— Begin Information supplied —

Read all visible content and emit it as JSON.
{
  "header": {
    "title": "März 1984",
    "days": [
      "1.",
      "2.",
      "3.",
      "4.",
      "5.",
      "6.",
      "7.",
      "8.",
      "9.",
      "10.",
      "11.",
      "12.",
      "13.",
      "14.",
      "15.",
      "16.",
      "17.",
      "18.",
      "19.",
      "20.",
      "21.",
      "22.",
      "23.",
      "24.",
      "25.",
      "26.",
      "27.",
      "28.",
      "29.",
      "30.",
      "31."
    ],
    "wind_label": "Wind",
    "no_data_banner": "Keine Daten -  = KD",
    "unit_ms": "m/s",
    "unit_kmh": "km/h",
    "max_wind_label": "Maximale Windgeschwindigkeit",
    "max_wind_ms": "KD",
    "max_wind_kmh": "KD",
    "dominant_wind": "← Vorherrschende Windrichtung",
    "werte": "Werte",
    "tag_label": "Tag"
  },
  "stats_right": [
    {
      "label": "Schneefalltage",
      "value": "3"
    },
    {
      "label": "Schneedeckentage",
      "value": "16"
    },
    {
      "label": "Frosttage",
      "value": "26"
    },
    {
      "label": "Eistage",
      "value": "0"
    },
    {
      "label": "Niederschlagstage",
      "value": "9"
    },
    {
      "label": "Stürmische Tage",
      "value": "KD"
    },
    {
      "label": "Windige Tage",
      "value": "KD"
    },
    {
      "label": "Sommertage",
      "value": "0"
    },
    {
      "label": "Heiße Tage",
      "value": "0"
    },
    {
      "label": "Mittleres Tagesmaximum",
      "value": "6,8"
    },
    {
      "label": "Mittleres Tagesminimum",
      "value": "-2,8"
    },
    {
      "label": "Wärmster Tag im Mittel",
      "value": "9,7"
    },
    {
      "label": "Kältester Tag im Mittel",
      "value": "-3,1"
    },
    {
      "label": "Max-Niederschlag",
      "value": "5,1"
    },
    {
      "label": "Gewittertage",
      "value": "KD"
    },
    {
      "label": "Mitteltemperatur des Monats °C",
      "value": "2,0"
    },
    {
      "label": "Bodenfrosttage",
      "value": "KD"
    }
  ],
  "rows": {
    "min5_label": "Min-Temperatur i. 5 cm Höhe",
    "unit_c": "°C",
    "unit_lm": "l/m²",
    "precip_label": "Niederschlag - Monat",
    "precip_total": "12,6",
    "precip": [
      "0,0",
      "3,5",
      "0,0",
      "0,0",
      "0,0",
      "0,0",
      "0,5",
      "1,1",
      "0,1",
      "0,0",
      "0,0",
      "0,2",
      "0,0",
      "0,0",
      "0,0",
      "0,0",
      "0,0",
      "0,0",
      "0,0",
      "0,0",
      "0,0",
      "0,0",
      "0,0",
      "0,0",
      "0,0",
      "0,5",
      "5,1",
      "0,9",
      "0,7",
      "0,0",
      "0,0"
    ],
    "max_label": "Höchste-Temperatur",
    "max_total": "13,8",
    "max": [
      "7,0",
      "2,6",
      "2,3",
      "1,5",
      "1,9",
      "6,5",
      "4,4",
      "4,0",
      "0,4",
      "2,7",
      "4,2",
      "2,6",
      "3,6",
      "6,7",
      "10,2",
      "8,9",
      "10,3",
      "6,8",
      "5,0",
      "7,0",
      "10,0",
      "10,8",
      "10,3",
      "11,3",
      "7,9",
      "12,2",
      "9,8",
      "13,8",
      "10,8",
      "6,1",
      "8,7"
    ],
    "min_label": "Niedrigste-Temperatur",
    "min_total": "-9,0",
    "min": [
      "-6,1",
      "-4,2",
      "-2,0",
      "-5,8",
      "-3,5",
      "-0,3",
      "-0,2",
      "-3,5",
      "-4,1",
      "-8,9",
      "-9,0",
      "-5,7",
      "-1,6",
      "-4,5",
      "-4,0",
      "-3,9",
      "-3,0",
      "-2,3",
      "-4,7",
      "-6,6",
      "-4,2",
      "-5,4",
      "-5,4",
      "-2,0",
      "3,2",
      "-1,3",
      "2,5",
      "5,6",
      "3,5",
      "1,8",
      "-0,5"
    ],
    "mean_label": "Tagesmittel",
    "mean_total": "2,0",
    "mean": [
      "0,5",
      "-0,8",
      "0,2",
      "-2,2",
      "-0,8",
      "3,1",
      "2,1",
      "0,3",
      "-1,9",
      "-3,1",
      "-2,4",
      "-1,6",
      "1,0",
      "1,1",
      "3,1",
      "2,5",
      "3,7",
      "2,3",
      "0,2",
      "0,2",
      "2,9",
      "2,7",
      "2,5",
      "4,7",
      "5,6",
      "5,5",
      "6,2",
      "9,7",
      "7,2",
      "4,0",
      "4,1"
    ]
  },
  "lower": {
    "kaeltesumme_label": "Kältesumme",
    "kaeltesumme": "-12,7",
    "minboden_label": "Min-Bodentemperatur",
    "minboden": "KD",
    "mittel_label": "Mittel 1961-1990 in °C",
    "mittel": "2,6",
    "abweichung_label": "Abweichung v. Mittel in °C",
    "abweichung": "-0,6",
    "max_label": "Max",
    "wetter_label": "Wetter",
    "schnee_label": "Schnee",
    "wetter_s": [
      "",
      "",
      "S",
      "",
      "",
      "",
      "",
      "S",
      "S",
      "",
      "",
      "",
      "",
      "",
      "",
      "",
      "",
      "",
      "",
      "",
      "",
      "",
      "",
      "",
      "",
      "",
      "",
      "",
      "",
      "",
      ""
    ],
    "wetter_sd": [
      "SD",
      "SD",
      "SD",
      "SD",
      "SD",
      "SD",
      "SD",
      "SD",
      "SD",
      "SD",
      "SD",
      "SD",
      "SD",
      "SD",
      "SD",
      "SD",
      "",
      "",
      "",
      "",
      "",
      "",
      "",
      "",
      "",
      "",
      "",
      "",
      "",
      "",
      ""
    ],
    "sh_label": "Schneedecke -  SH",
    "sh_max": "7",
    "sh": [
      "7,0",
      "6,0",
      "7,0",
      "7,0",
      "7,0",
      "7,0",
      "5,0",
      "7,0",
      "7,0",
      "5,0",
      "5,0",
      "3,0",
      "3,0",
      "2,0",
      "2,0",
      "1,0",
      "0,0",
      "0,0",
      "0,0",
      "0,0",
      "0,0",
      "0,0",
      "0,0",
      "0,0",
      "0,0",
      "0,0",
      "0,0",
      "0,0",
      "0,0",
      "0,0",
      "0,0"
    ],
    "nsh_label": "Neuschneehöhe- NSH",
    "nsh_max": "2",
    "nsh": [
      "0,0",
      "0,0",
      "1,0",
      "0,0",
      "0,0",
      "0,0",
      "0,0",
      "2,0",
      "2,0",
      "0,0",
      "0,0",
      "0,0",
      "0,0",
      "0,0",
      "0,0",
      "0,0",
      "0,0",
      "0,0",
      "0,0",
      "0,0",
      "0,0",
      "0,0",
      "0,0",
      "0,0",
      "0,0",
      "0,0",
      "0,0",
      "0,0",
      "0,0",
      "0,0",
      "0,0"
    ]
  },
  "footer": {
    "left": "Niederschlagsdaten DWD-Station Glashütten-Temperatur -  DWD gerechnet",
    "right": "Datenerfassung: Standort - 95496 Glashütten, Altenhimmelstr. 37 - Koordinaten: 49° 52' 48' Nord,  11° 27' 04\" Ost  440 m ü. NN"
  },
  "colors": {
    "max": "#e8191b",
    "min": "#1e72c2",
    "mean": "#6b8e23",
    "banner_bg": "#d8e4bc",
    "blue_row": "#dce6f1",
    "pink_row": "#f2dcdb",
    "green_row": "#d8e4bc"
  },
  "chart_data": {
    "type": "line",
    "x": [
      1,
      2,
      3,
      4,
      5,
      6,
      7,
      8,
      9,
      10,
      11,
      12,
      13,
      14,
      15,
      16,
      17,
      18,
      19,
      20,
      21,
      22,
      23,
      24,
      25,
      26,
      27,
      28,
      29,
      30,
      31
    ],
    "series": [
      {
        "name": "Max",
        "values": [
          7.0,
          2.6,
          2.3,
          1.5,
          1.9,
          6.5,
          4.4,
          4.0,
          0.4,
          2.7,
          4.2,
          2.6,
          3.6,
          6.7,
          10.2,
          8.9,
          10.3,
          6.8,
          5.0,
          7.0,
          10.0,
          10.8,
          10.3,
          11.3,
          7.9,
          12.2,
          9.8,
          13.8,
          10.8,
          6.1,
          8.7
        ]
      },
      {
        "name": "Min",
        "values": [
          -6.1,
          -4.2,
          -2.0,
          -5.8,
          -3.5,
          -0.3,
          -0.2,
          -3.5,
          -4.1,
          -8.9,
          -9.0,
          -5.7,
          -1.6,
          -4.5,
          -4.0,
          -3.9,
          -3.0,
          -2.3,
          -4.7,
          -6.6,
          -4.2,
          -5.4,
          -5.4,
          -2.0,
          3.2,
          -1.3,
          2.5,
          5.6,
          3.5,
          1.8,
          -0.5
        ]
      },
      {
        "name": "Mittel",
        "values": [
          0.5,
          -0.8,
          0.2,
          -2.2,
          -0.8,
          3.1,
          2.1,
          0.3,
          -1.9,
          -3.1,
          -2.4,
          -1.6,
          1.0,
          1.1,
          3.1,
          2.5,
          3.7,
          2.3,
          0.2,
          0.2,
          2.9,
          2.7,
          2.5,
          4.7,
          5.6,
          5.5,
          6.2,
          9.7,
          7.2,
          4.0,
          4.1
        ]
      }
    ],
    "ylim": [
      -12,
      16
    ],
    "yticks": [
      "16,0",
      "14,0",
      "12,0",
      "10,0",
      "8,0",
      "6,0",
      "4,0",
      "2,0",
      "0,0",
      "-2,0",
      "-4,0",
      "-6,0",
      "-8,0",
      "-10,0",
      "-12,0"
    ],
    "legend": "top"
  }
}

— End Information supplied —

» The exercise
Tell how many lines contain the word "Glashütten", using only the number.

» Finished exercise
2